Instruction >> Take the line containing "Extract the structured" and every line after it in the data below, and print them exactly as given, with nothing else.
* Start Data rows *
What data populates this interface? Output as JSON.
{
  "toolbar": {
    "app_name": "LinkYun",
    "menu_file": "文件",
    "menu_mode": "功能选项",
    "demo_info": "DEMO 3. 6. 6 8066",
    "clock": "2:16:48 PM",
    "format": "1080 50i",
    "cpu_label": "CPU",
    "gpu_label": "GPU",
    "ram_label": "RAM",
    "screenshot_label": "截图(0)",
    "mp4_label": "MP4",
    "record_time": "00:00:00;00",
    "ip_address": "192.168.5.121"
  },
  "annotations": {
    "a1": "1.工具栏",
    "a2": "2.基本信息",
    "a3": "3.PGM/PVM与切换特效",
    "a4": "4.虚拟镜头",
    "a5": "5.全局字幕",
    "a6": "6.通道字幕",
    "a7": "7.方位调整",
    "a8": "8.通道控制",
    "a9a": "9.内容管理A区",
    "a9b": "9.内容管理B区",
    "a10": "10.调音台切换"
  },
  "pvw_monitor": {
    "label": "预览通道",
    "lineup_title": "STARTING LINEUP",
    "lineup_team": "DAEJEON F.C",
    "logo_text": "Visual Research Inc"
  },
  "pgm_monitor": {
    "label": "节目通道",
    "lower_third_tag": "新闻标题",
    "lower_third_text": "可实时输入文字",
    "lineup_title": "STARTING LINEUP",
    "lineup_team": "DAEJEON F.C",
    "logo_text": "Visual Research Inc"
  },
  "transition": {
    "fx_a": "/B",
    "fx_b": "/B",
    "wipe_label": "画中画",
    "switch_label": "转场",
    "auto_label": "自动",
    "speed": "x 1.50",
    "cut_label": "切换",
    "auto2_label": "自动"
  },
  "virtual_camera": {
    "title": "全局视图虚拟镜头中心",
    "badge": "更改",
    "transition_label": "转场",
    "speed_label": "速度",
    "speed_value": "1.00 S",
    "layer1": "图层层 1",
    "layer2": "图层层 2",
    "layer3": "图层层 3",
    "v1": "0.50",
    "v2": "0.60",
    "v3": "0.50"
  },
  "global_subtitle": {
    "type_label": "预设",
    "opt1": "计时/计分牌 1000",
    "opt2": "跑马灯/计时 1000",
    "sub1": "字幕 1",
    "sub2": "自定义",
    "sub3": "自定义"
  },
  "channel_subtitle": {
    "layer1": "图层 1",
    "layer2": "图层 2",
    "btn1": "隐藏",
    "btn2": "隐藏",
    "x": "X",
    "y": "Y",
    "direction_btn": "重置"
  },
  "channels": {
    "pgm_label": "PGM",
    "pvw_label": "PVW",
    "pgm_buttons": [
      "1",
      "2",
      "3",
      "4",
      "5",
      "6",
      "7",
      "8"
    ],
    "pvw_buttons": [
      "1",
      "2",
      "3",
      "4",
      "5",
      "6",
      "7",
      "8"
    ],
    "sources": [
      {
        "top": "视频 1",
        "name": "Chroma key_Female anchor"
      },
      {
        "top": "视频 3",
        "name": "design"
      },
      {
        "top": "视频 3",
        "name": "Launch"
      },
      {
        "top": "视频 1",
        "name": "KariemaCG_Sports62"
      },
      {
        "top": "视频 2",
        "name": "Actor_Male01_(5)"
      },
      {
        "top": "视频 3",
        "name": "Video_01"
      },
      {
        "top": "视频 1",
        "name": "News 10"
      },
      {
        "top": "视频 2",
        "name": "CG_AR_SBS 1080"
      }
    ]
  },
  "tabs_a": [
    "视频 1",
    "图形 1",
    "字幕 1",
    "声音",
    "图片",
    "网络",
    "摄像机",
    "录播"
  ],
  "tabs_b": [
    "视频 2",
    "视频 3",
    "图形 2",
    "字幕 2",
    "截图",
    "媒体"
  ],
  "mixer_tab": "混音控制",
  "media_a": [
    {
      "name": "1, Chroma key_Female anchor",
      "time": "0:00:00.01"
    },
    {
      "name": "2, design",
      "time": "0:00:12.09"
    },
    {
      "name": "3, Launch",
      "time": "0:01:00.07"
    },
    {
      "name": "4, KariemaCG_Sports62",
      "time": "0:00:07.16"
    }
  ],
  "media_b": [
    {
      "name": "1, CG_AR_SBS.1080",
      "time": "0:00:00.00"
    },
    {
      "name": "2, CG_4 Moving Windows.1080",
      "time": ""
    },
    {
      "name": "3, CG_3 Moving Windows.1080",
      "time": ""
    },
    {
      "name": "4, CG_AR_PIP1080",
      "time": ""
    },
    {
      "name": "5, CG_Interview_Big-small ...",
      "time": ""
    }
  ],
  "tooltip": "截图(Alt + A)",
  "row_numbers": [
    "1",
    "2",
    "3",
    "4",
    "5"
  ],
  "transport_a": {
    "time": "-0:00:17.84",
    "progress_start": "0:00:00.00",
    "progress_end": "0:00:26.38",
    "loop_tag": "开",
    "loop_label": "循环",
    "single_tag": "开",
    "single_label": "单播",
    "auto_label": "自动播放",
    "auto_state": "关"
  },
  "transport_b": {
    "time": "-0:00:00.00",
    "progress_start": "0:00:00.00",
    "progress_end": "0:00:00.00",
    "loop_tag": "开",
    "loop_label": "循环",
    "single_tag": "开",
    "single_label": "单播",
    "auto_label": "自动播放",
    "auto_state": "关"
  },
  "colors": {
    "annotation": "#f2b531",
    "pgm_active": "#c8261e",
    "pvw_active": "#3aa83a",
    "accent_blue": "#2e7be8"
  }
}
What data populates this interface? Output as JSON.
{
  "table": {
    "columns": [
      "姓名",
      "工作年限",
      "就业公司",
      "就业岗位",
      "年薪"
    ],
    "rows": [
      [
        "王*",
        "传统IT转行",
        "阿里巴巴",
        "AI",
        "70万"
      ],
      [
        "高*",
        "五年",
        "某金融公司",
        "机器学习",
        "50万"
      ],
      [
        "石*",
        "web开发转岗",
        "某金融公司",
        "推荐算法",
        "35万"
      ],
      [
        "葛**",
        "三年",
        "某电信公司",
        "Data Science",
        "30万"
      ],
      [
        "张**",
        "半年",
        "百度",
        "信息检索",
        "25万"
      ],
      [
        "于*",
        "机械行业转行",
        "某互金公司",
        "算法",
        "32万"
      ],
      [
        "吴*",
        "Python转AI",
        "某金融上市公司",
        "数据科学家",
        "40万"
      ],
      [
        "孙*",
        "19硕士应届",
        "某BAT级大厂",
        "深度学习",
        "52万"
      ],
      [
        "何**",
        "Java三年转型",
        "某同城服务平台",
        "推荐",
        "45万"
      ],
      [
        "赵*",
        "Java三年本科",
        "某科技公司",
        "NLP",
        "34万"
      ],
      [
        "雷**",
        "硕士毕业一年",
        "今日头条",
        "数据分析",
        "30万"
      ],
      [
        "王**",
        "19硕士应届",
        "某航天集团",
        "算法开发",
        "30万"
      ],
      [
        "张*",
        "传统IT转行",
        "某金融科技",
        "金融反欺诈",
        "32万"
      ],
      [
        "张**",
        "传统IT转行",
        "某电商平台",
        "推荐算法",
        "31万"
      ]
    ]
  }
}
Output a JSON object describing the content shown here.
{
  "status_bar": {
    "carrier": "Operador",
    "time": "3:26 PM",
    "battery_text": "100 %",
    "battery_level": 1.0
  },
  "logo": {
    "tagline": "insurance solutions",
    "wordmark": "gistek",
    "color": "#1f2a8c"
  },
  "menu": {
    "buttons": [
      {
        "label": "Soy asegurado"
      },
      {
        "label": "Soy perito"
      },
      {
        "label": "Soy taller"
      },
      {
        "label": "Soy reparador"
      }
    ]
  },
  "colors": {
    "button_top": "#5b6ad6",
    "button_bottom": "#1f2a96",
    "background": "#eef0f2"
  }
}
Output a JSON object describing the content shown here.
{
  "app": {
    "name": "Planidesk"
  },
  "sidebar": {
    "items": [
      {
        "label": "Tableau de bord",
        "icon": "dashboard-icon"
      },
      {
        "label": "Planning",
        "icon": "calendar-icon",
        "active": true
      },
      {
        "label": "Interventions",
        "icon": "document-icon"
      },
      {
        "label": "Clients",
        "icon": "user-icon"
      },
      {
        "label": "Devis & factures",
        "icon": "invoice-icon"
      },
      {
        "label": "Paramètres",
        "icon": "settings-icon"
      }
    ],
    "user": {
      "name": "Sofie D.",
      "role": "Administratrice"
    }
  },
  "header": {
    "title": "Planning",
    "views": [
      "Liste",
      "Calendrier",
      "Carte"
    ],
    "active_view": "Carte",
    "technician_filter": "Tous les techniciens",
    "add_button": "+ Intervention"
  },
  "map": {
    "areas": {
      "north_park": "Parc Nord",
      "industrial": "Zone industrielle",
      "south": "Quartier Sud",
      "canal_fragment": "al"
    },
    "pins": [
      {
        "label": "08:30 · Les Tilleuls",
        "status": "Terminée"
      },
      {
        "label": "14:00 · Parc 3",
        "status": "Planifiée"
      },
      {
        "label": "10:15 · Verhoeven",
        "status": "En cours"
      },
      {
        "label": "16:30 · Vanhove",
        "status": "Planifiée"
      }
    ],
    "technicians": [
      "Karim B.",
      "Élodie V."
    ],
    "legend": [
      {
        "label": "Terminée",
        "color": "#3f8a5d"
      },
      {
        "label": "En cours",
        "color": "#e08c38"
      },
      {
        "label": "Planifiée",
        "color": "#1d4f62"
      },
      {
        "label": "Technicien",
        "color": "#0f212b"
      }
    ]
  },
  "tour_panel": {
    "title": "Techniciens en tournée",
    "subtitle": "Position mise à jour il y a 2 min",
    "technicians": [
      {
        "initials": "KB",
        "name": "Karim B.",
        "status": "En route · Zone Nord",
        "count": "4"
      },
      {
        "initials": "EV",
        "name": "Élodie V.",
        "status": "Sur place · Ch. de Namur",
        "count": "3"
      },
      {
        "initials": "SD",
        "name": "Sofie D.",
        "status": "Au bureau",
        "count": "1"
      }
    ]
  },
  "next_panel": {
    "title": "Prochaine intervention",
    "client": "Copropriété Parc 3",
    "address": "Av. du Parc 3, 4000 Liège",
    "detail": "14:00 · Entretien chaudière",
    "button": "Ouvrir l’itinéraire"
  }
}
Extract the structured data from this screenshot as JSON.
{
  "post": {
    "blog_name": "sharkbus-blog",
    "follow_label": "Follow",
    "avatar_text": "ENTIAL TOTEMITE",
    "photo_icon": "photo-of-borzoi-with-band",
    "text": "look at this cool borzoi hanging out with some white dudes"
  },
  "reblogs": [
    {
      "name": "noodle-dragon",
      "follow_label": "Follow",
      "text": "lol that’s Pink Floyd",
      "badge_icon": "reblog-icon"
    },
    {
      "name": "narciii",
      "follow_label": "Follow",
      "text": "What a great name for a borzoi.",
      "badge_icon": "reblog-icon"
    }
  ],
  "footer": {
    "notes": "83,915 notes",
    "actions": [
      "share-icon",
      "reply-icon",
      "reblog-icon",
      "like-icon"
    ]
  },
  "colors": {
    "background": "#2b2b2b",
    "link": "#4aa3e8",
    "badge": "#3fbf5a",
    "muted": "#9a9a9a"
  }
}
* End Data rows *
The completed task >>
Extract the structured data from this screenshot as JSON.
{
  "post": {
    "blog_name": "sharkbus-blog",
    "follow_label": "Follow",
    "avatar_text": "ENTIAL TOTEMITE",
    "photo_icon": "photo-of-borzoi-with-band",
    "text": "look at this cool borzoi hanging out with some white dudes"
  },
  "reblogs": [
    {
      "name": "noodle-dragon",
      "follow_label": "Follow",
      "text": "lol that’s Pink Floyd",
      "badge_icon": "reblog-icon"
    },
    {
      "name": "narciii",
      "follow_label": "Follow",
      "text": "What a great name for a borzoi.",
      "badge_icon": "reblog-icon"
    }
  ],
  "footer": {
    "notes": "83,915 notes",
    "actions": [
      "share-icon",
      "reply-icon",
      "reblog-icon",
      "like-icon"
    ]
  },
  "colors": {
    "background": "#2b2b2b",
    "link": "#4aa3e8",
    "badge": "#3fbf5a",
    "muted": "#9a9a9a"
  }
}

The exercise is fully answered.